-- Start of Record set --

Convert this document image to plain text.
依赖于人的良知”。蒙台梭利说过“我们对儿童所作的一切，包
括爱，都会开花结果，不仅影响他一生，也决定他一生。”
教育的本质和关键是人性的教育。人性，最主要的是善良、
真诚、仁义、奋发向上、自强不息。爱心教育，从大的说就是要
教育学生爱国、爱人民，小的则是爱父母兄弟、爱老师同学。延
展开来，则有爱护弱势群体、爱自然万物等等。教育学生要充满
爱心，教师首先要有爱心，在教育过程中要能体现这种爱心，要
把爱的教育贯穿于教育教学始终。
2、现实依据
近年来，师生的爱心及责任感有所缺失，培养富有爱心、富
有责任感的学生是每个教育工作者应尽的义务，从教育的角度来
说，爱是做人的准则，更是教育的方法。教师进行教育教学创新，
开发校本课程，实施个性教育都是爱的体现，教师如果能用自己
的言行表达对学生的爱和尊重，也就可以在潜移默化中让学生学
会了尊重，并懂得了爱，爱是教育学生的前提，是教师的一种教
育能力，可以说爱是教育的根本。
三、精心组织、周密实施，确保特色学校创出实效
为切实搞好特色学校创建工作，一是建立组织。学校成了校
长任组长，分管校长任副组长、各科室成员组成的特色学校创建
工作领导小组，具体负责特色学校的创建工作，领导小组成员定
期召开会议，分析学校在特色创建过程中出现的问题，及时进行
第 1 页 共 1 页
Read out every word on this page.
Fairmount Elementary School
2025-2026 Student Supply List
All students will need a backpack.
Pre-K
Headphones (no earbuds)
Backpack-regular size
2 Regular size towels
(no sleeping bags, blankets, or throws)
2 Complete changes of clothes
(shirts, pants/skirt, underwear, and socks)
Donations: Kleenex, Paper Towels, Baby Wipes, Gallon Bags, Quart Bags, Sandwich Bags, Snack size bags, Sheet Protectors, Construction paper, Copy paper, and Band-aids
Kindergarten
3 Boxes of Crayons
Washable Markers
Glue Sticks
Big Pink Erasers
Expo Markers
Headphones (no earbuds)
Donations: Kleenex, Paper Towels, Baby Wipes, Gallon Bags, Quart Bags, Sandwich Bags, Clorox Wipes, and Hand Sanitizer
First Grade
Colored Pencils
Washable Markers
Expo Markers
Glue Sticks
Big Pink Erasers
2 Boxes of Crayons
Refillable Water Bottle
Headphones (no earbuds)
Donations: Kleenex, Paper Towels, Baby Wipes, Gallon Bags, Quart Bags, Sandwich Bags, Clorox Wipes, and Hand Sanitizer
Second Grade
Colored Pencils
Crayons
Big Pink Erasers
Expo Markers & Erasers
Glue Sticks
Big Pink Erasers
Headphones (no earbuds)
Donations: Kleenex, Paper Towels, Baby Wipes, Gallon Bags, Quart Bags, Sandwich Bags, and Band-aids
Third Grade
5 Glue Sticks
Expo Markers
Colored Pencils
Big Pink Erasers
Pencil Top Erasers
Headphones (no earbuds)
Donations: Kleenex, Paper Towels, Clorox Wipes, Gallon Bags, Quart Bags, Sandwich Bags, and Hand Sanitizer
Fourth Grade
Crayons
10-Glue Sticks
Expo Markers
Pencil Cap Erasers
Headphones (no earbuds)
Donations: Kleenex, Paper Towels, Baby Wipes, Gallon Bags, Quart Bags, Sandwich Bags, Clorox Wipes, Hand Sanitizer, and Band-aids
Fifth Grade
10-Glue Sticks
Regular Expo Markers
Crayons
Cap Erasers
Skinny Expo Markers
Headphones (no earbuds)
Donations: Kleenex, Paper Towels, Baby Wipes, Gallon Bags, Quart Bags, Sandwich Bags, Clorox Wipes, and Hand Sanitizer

-- End of Record set --

Show every line of the records above that contains the word "Boxes".

Solution to this problem:
3 Boxes of Crayons
2 Boxes of Crayons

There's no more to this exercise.